## Problem statement:
Copy the data exactly as it appears, and do not include any pictures.

## Extracted material:
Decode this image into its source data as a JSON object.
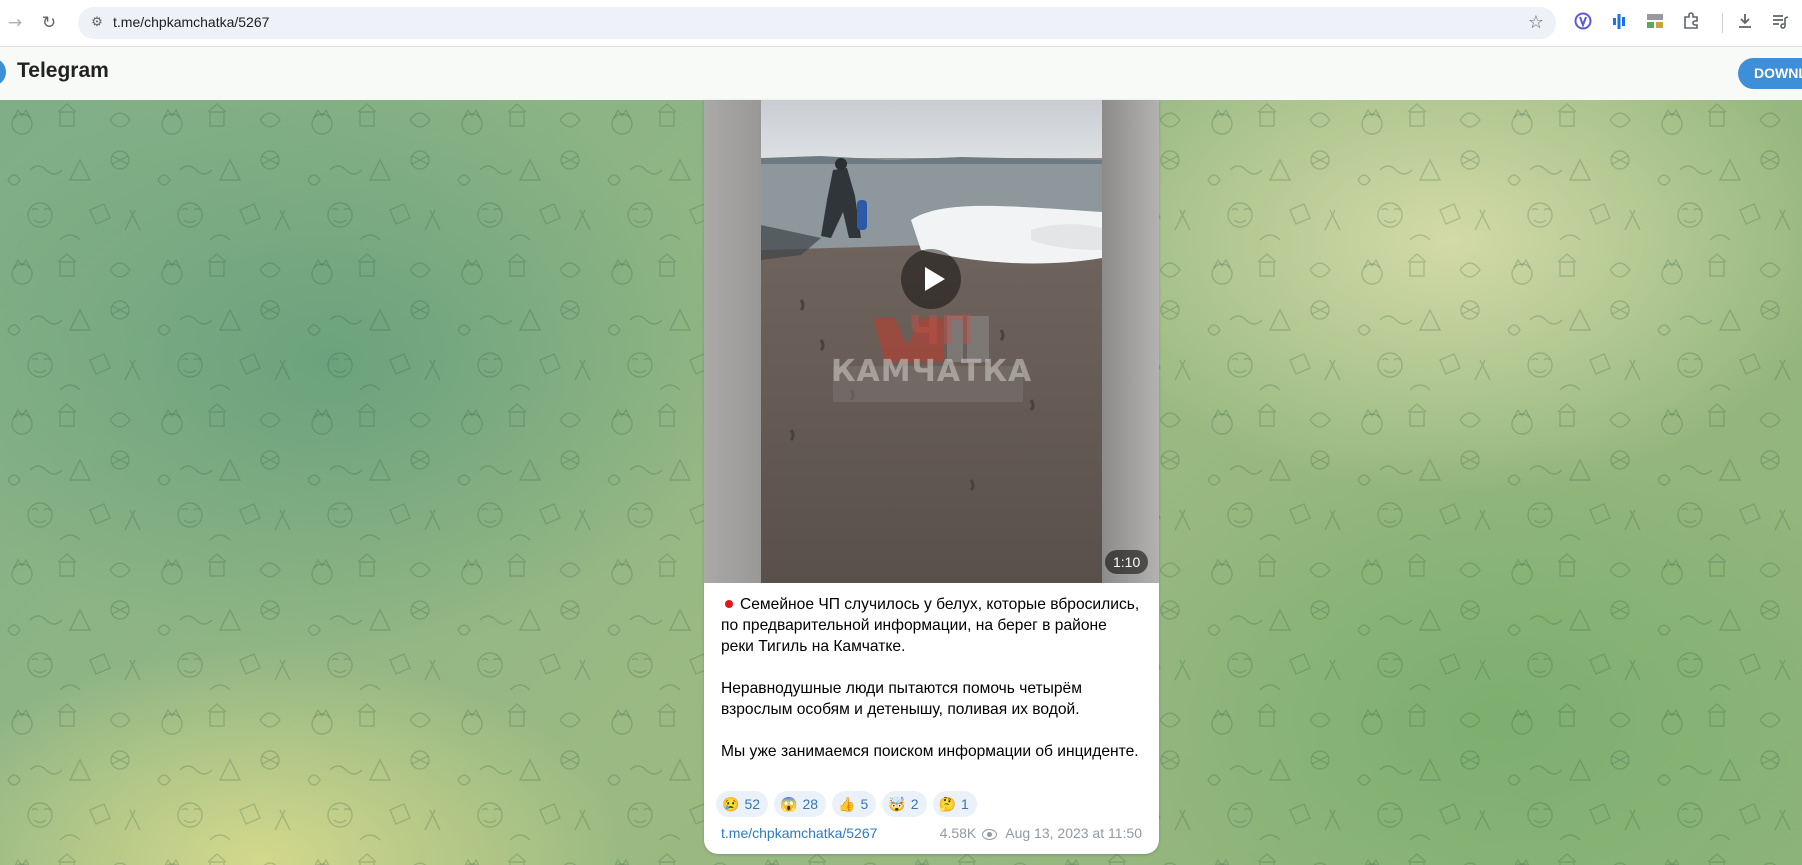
{
  "browser": {
    "url": "t.me/chpkamchatka/5267",
    "extension_icons": [
      "vpn-icon",
      "audio-bars-icon",
      "mode-badge-icon",
      "extensions-puzzle-icon"
    ]
  },
  "header": {
    "app_name": "Telegram",
    "download_label": "DOWNLOAD",
    "accent_color": "#3d8fd8"
  },
  "post": {
    "video": {
      "duration": "1:10",
      "watermark_line1": "ЧП",
      "watermark_line2": "КАМЧАТКА"
    },
    "paragraphs": [
      "Семейное ЧП случилось у белух, которые вбросились, по предварительной информации, на берег в районе реки Тигиль на Камчатке.",
      "Неравнодушные люди пытаются помочь четырём взрослым особям и детенышу, поливая их водой.",
      "Мы уже занимаемся поиском информации об инциденте."
    ],
    "reactions": [
      {
        "emoji": "😢",
        "count": "52"
      },
      {
        "emoji": "😱",
        "count": "28"
      },
      {
        "emoji": "👍",
        "count": "5"
      },
      {
        "emoji": "🤯",
        "count": "2"
      },
      {
        "emoji": "🤔",
        "count": "1"
      }
    ],
    "link": "t.me/chpkamchatka/5267",
    "views": "4.58K",
    "date": "Aug 13, 2023 at 11:50"
  }
}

## Task response:
Decode this image into its source data as a JSON object.
{
  "browser": {
    "url": "t.me/chpkamchatka/5267",
    "extension_icons": [
      "vpn-icon",
      "audio-bars-icon",
      "mode-badge-icon",
      "extensions-puzzle-icon"
    ]
  },
  "header": {
    "app_name": "Telegram",
    "download_label": "DOWNLOAD",
    "accent_color": "#3d8fd8"
  },
  "post": {
    "video": {
      "duration": "1:10",
      "watermark_line1": "ЧП",
      "watermark_line2": "КАМЧАТКА"
    },
    "paragraphs": [
      "Семейное ЧП случилось у белух, которые вбросились, по предварительной информации, на берег в районе реки Тигиль на Камчатке.",
      "Неравнодушные люди пытаются помочь четырём взрослым особям и детенышу, поливая их водой.",
      "Мы уже занимаемся поиском информации об инциденте."
    ],
    "reactions": [
      {
        "emoji": "😢",
        "count": "52"
      },
      {
        "emoji": "😱",
        "count": "28"
      },
      {
        "emoji": "👍",
        "count": "5"
      },
      {
        "emoji": "🤯",
        "count": "2"
      },
      {
        "emoji": "🤔",
        "count": "1"
      }
    ],
    "link": "t.me/chpkamchatka/5267",
    "views": "4.58K",
    "date": "Aug 13, 2023 at 11:50"
  }
}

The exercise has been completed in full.